Output the full listing below exactly, without the pictures.

■ ■ ■ ■

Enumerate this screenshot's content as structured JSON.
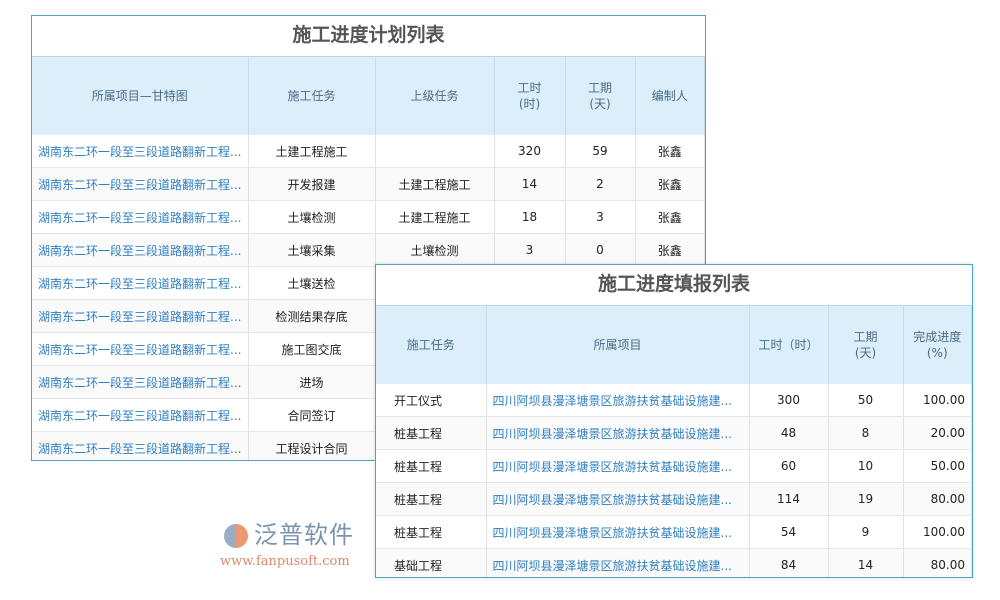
{
  "plan": {
    "title": "施工进度计划列表",
    "headers": [
      "所属项目—甘特图",
      "施工任务",
      "上级任务",
      "工时\n(时)",
      "工期\n(天)",
      "编制人"
    ],
    "rows": [
      [
        "湖南东二环一段至三段道路翻新工程...",
        "土建工程施工",
        "",
        "320",
        "59",
        "张鑫"
      ],
      [
        "湖南东二环一段至三段道路翻新工程...",
        "开发报建",
        "土建工程施工",
        "14",
        "2",
        "张鑫"
      ],
      [
        "湖南东二环一段至三段道路翻新工程...",
        "土壤检测",
        "土建工程施工",
        "18",
        "3",
        "张鑫"
      ],
      [
        "湖南东二环一段至三段道路翻新工程...",
        "土壤采集",
        "土壤检测",
        "3",
        "0",
        "张鑫"
      ],
      [
        "湖南东二环一段至三段道路翻新工程...",
        "土壤送检",
        "",
        "",
        "",
        ""
      ],
      [
        "湖南东二环一段至三段道路翻新工程...",
        "检测结果存底",
        "",
        "",
        "",
        ""
      ],
      [
        "湖南东二环一段至三段道路翻新工程...",
        "施工图交底",
        "",
        "",
        "",
        ""
      ],
      [
        "湖南东二环一段至三段道路翻新工程...",
        "进场",
        "",
        "",
        "",
        ""
      ],
      [
        "湖南东二环一段至三段道路翻新工程...",
        "合同签订",
        "",
        "",
        "",
        ""
      ],
      [
        "湖南东二环一段至三段道路翻新工程...",
        "工程设计合同",
        "",
        "",
        "",
        ""
      ]
    ]
  },
  "report": {
    "title": "施工进度填报列表",
    "headers": [
      "施工任务",
      "所属项目",
      "工时（时）",
      "工期\n(天)",
      "完成进度\n(%)"
    ],
    "rows": [
      [
        "开工仪式",
        "四川阿坝县漫泽塘景区旅游扶贫基础设施建...",
        "300",
        "50",
        "100.00"
      ],
      [
        "桩基工程",
        "四川阿坝县漫泽塘景区旅游扶贫基础设施建...",
        "48",
        "8",
        "20.00"
      ],
      [
        "桩基工程",
        "四川阿坝县漫泽塘景区旅游扶贫基础设施建...",
        "60",
        "10",
        "50.00"
      ],
      [
        "桩基工程",
        "四川阿坝县漫泽塘景区旅游扶贫基础设施建...",
        "114",
        "19",
        "80.00"
      ],
      [
        "桩基工程",
        "四川阿坝县漫泽塘景区旅游扶贫基础设施建...",
        "54",
        "9",
        "100.00"
      ],
      [
        "基础工程",
        "四川阿坝县漫泽塘景区旅游扶贫基础设施建...",
        "84",
        "14",
        "80.00"
      ]
    ]
  },
  "logo": {
    "name": "泛普软件",
    "url": "www.fanpusoft.com"
  },
  "colors": {
    "link": "#2f7fc1",
    "header_bg": "#ddeefb",
    "border": "#4aa6c0"
  }
}
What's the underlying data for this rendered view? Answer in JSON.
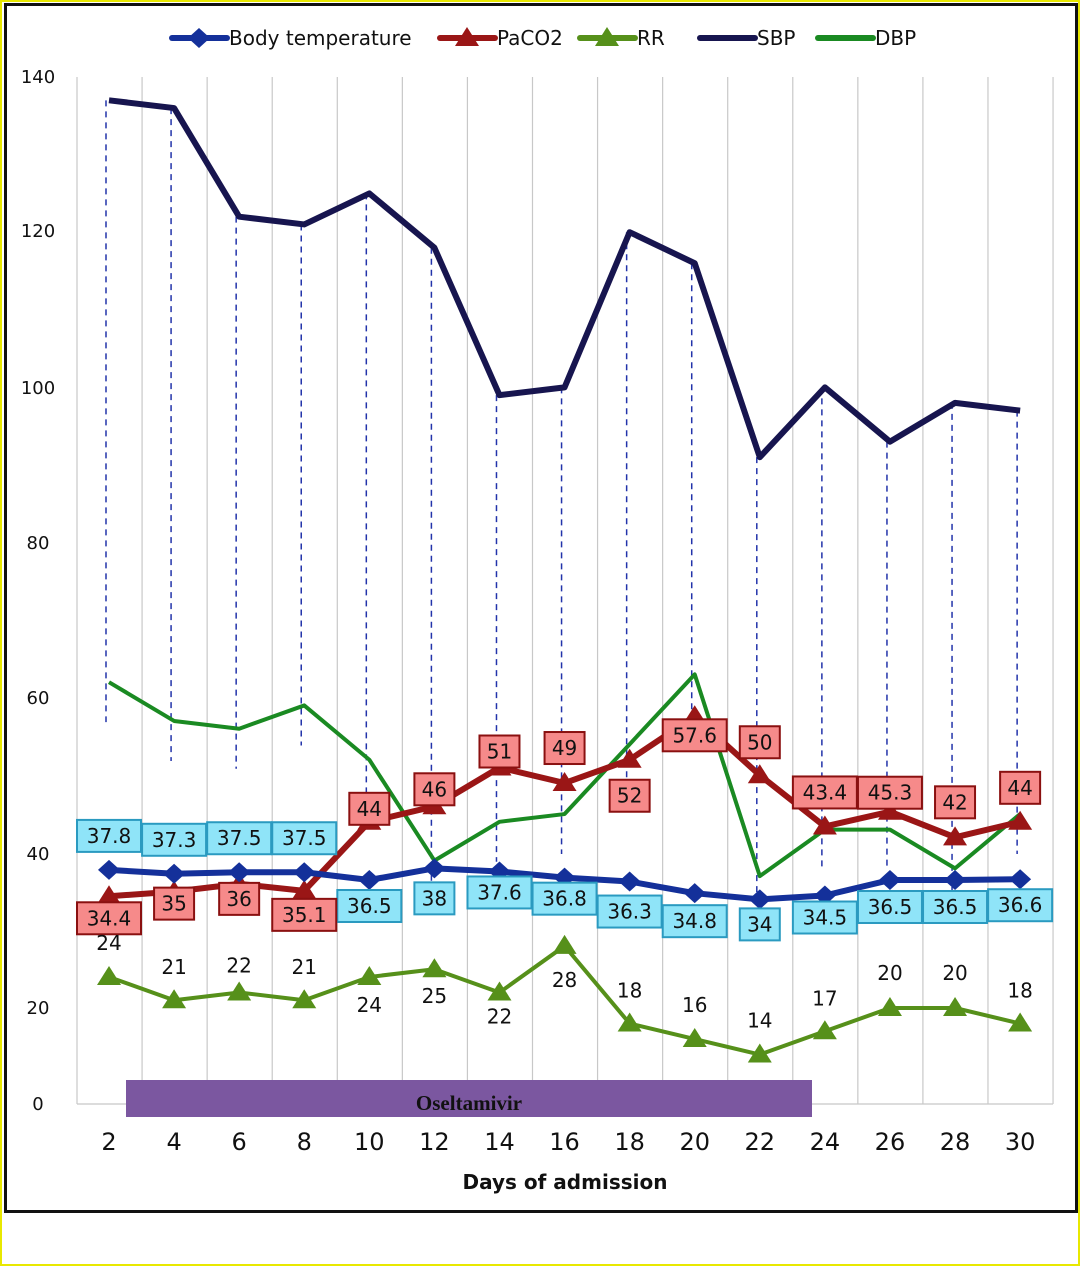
{
  "chart_data": {
    "type": "line",
    "title": "",
    "xlabel": "Days of admission",
    "ylabel": "",
    "x": [
      2,
      4,
      6,
      8,
      10,
      12,
      14,
      16,
      18,
      20,
      22,
      24,
      26,
      28,
      30
    ],
    "x_tick_labels": [
      "2",
      "4",
      "6",
      "8",
      "10",
      "12",
      "14",
      "16",
      "18",
      "20",
      "22",
      "24",
      "26",
      "28",
      "30"
    ],
    "y_tick_labels": [
      "0",
      "20",
      "40",
      "60",
      "80",
      "100",
      "120",
      "140"
    ],
    "ylim": [
      8,
      140
    ],
    "grid": "vertical",
    "legend_placement": "top",
    "series": [
      {
        "name": "Body temperature",
        "color": "#14309a",
        "marker": "diamond",
        "labels_shown": true,
        "values": [
          37.8,
          37.3,
          37.5,
          37.5,
          36.5,
          38,
          37.6,
          36.8,
          36.3,
          34.8,
          34,
          34.5,
          36.5,
          36.5,
          36.6
        ]
      },
      {
        "name": "PaCO2",
        "color": "#9a1616",
        "marker": "triangle",
        "labels_shown": true,
        "values": [
          34.4,
          35,
          36,
          35.1,
          44,
          46,
          51,
          49,
          52,
          57.6,
          50,
          43.4,
          45.3,
          42,
          44
        ]
      },
      {
        "name": "RR",
        "color": "#56901a",
        "marker": "triangle",
        "labels_shown": true,
        "values": [
          24,
          21,
          22,
          21,
          24,
          25,
          22,
          28,
          18,
          16,
          14,
          17,
          20,
          20,
          18
        ]
      },
      {
        "name": "SBP",
        "color": "#17154f",
        "marker": "none",
        "labels_shown": false,
        "values": [
          137,
          136,
          122,
          121,
          125,
          118,
          99,
          100,
          120,
          116,
          91,
          100,
          93,
          98,
          97
        ]
      },
      {
        "name": "DBP",
        "color": "#1a8a22",
        "marker": "none",
        "labels_shown": false,
        "values": [
          62,
          57,
          56,
          59,
          52,
          39,
          44,
          45,
          54,
          63,
          37,
          43,
          43,
          38,
          45
        ]
      }
    ],
    "annotations": [
      {
        "text": "Oseltamivir",
        "type": "treatment-bar",
        "x_start": 2.5,
        "x_end": 23.5,
        "color": "#7b57a0"
      }
    ]
  }
}
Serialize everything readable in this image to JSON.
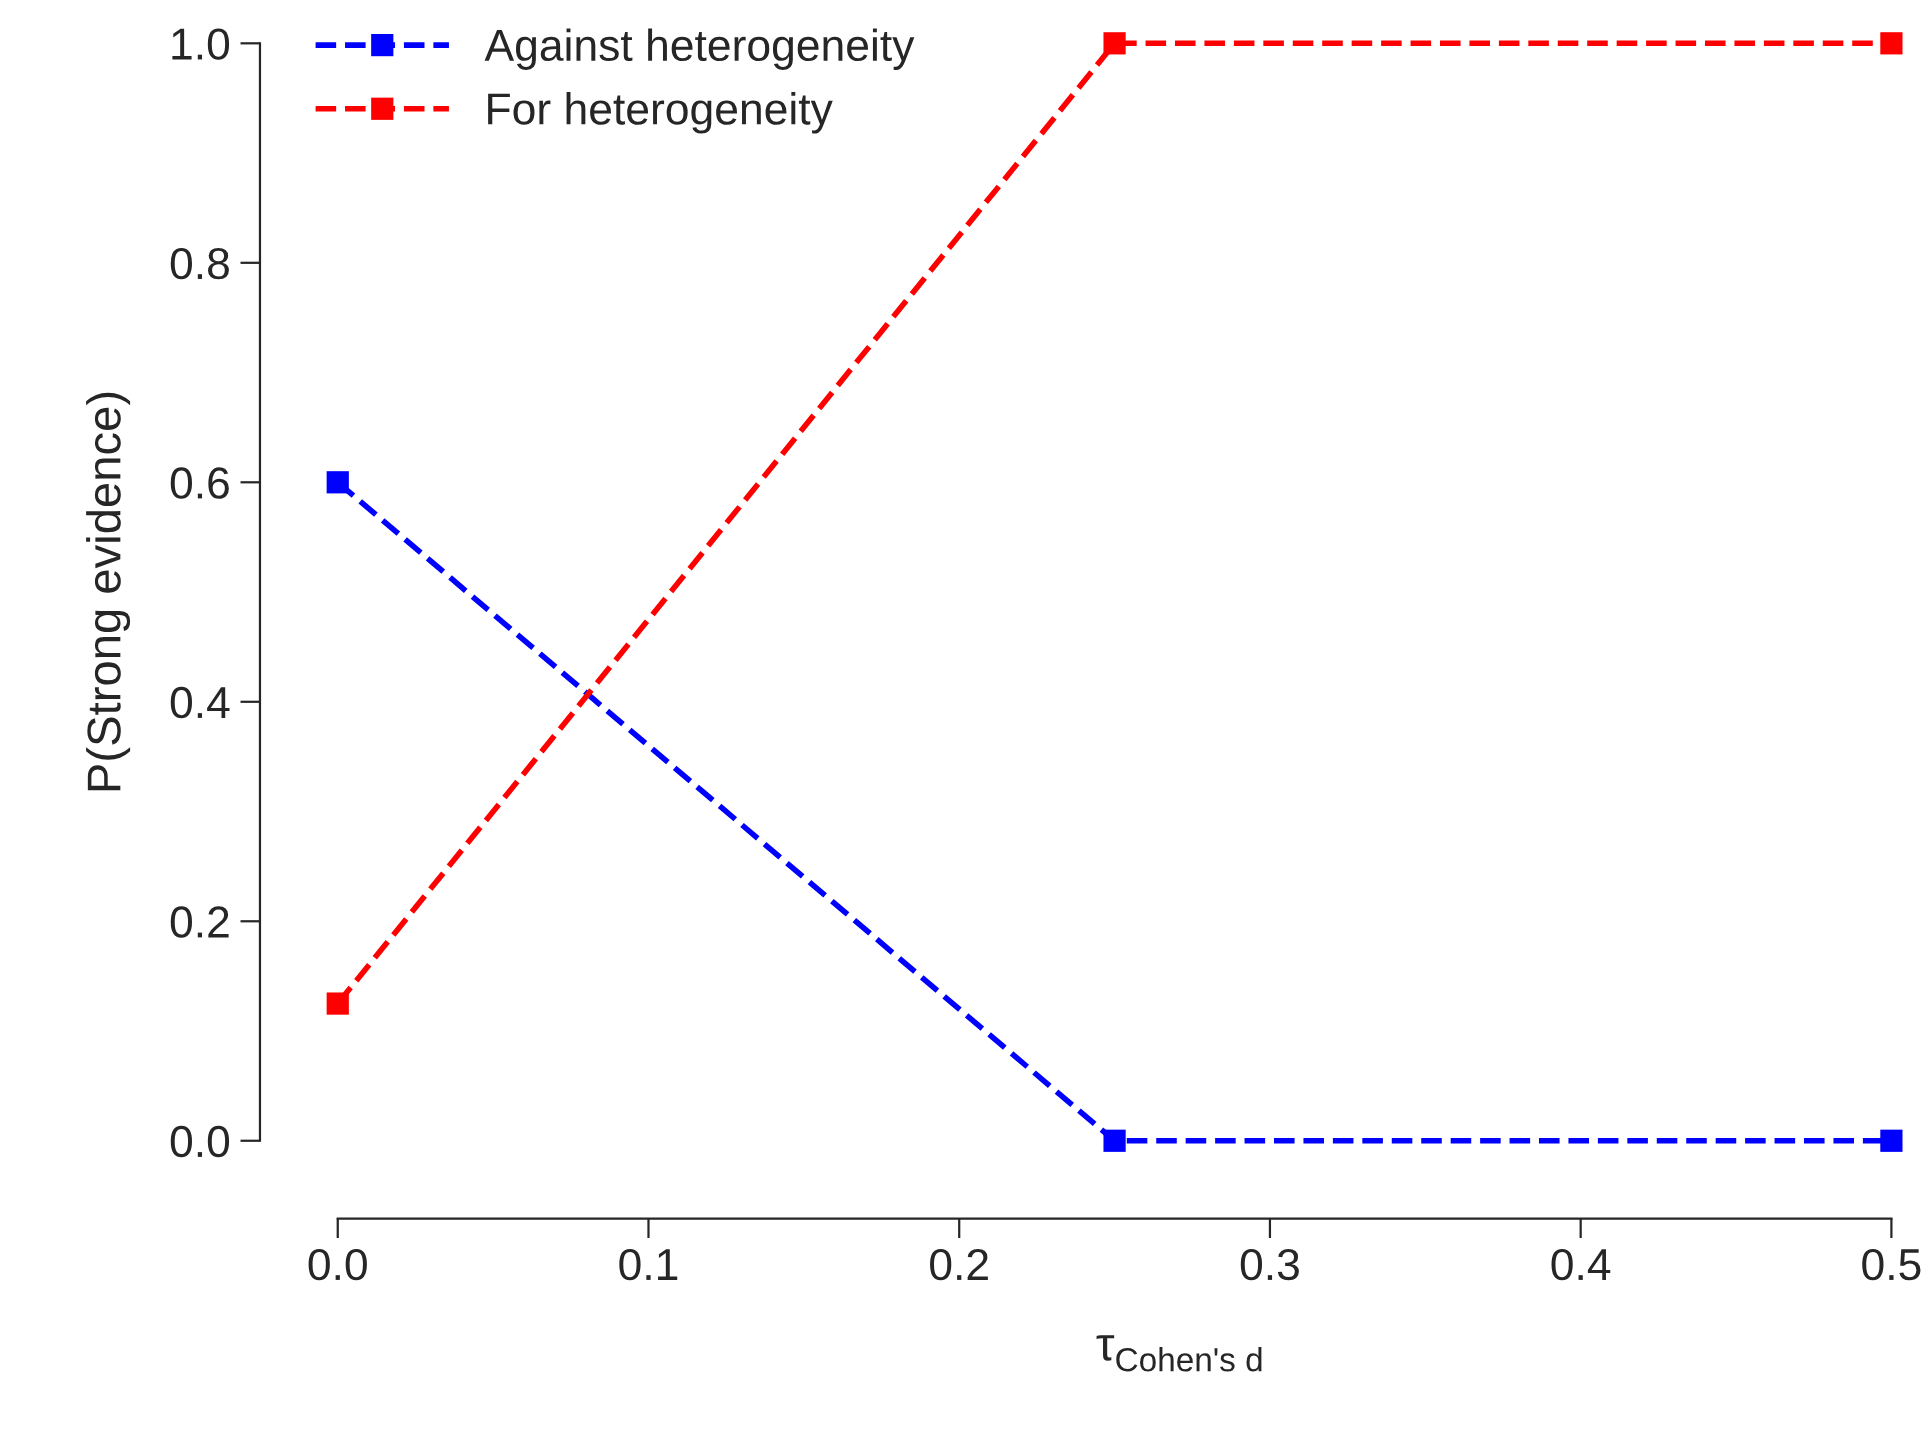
{
  "chart_data": {
    "type": "line",
    "xlabel": "τ$_{Cohen's d}$",
    "ylabel": "P(Strong evidence)",
    "x": [
      0,
      0.25,
      0.5
    ],
    "series": [
      {
        "name": "Against heterogeneity",
        "color": "#0000ff",
        "values": [
          0.6,
          0,
          0
        ]
      },
      {
        "name": "For heterogeneity",
        "color": "#ff0000",
        "values": [
          0.125,
          1,
          1
        ]
      }
    ],
    "xlim": [
      0,
      0.5
    ],
    "xticks": [
      {
        "value": 0,
        "label": "0.0"
      },
      0.1,
      0.2,
      0.3,
      0.4,
      0.5
    ],
    "ylim": [
      0,
      1
    ],
    "yticks": [
      {
        "value": 0,
        "label": "0.0"
      },
      0.2,
      0.4,
      0.6,
      0.8,
      {
        "value": 1,
        "label": "1.0"
      }
    ],
    "marker": "square",
    "line_style": "dashed",
    "legend": "top left",
    "grid": false
  }
}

■ ■ ■ ■

Result for this task
Enumerate this screenshot's content as structured JSON.
{
  "plan": {
    "title": "施工进度计划列表",
    "headers": [
      "所属项目—甘特图",
      "施工任务",
      "上级任务",
      "工时\n(时)",
      "工期\n(天)",
      "编制人"
    ],
    "rows": [
      [
        "湖南东二环一段至三段道路翻新工程...",
        "土建工程施工",
        "",
        "320",
        "59",
        "张鑫"
      ],
      [
        "湖南东二环一段至三段道路翻新工程...",
        "开发报建",
        "土建工程施工",
        "14",
        "2",
        "张鑫"
      ],
      [
        "湖南东二环一段至三段道路翻新工程...",
        "土壤检测",
        "土建工程施工",
        "18",
        "3",
        "张鑫"
      ],
      [
        "湖南东二环一段至三段道路翻新工程...",
        "土壤采集",
        "土壤检测",
        "3",
        "0",
        "张鑫"
      ],
      [
        "湖南东二环一段至三段道路翻新工程...",
        "土壤送检",
        "",
        "",
        "",
        ""
      ],
      [
        "湖南东二环一段至三段道路翻新工程...",
        "检测结果存底",
        "",
        "",
        "",
        ""
      ],
      [
        "湖南东二环一段至三段道路翻新工程...",
        "施工图交底",
        "",
        "",
        "",
        ""
      ],
      [
        "湖南东二环一段至三段道路翻新工程...",
        "进场",
        "",
        "",
        "",
        ""
      ],
      [
        "湖南东二环一段至三段道路翻新工程...",
        "合同签订",
        "",
        "",
        "",
        ""
      ],
      [
        "湖南东二环一段至三段道路翻新工程...",
        "工程设计合同",
        "",
        "",
        "",
        ""
      ]
    ]
  },
  "report": {
    "title": "施工进度填报列表",
    "headers": [
      "施工任务",
      "所属项目",
      "工时（时）",
      "工期\n(天)",
      "完成进度\n(%)"
    ],
    "rows": [
      [
        "开工仪式",
        "四川阿坝县漫泽塘景区旅游扶贫基础设施建...",
        "300",
        "50",
        "100.00"
      ],
      [
        "桩基工程",
        "四川阿坝县漫泽塘景区旅游扶贫基础设施建...",
        "48",
        "8",
        "20.00"
      ],
      [
        "桩基工程",
        "四川阿坝县漫泽塘景区旅游扶贫基础设施建...",
        "60",
        "10",
        "50.00"
      ],
      [
        "桩基工程",
        "四川阿坝县漫泽塘景区旅游扶贫基础设施建...",
        "114",
        "19",
        "80.00"
      ],
      [
        "桩基工程",
        "四川阿坝县漫泽塘景区旅游扶贫基础设施建...",
        "54",
        "9",
        "100.00"
      ],
      [
        "基础工程",
        "四川阿坝县漫泽塘景区旅游扶贫基础设施建...",
        "84",
        "14",
        "80.00"
      ]
    ]
  },
  "logo": {
    "name": "泛普软件",
    "url": "www.fanpusoft.com"
  },
  "colors": {
    "link": "#2f7fc1",
    "header_bg": "#ddeefb",
    "border": "#4aa6c0"
  }
}
What's the underlying data for this rendered view? Answer in JSON.
{
  "chart_data": {
    "type": "line",
    "title": "",
    "xlabel": "Days of admission",
    "ylabel": "",
    "x": [
      2,
      4,
      6,
      8,
      10,
      12,
      14,
      16,
      18,
      20,
      22,
      24,
      26,
      28,
      30
    ],
    "x_tick_labels": [
      "2",
      "4",
      "6",
      "8",
      "10",
      "12",
      "14",
      "16",
      "18",
      "20",
      "22",
      "24",
      "26",
      "28",
      "30"
    ],
    "y_tick_labels": [
      "0",
      "20",
      "40",
      "60",
      "80",
      "100",
      "120",
      "140"
    ],
    "ylim": [
      8,
      140
    ],
    "grid": "vertical",
    "legend_placement": "top",
    "series": [
      {
        "name": "Body temperature",
        "color": "#14309a",
        "marker": "diamond",
        "labels_shown": true,
        "values": [
          37.8,
          37.3,
          37.5,
          37.5,
          36.5,
          38,
          37.6,
          36.8,
          36.3,
          34.8,
          34,
          34.5,
          36.5,
          36.5,
          36.6
        ]
      },
      {
        "name": "PaCO2",
        "color": "#9a1616",
        "marker": "triangle",
        "labels_shown": true,
        "values": [
          34.4,
          35,
          36,
          35.1,
          44,
          46,
          51,
          49,
          52,
          57.6,
          50,
          43.4,
          45.3,
          42,
          44
        ]
      },
      {
        "name": "RR",
        "color": "#56901a",
        "marker": "triangle",
        "labels_shown": true,
        "values": [
          24,
          21,
          22,
          21,
          24,
          25,
          22,
          28,
          18,
          16,
          14,
          17,
          20,
          20,
          18
        ]
      },
      {
        "name": "SBP",
        "color": "#17154f",
        "marker": "none",
        "labels_shown": false,
        "values": [
          137,
          136,
          122,
          121,
          125,
          118,
          99,
          100,
          120,
          116,
          91,
          100,
          93,
          98,
          97
        ]
      },
      {
        "name": "DBP",
        "color": "#1a8a22",
        "marker": "none",
        "labels_shown": false,
        "values": [
          62,
          57,
          56,
          59,
          52,
          39,
          44,
          45,
          54,
          63,
          37,
          43,
          43,
          38,
          45
        ]
      }
    ],
    "annotations": [
      {
        "text": "Oseltamivir",
        "type": "treatment-bar",
        "x_start": 2.5,
        "x_end": 23.5,
        "color": "#7b57a0"
      }
    ]
  }
}
Serialize everything readable in this image to JSON.
{
  "chart_data": {
    "type": "line",
    "xlabel": "τ$_{Cohen's d}$",
    "ylabel": "P(Strong evidence)",
    "x": [
      0,
      0.25,
      0.5
    ],
    "series": [
      {
        "name": "Against heterogeneity",
        "color": "#0000ff",
        "values": [
          0.6,
          0,
          0
        ]
      },
      {
        "name": "For heterogeneity",
        "color": "#ff0000",
        "values": [
          0.125,
          1,
          1
        ]
      }
    ],
    "xlim": [
      0,
      0.5
    ],
    "xticks": [
      {
        "value": 0,
        "label": "0.0"
      },
      0.1,
      0.2,
      0.3,
      0.4,
      0.5
    ],
    "ylim": [
      0,
      1
    ],
    "yticks": [
      {
        "value": 0,
        "label": "0.0"
      },
      0.2,
      0.4,
      0.6,
      0.8,
      {
        "value": 1,
        "label": "1.0"
      }
    ],
    "marker": "square",
    "line_style": "dashed",
    "legend": "top left",
    "grid": false
  }
}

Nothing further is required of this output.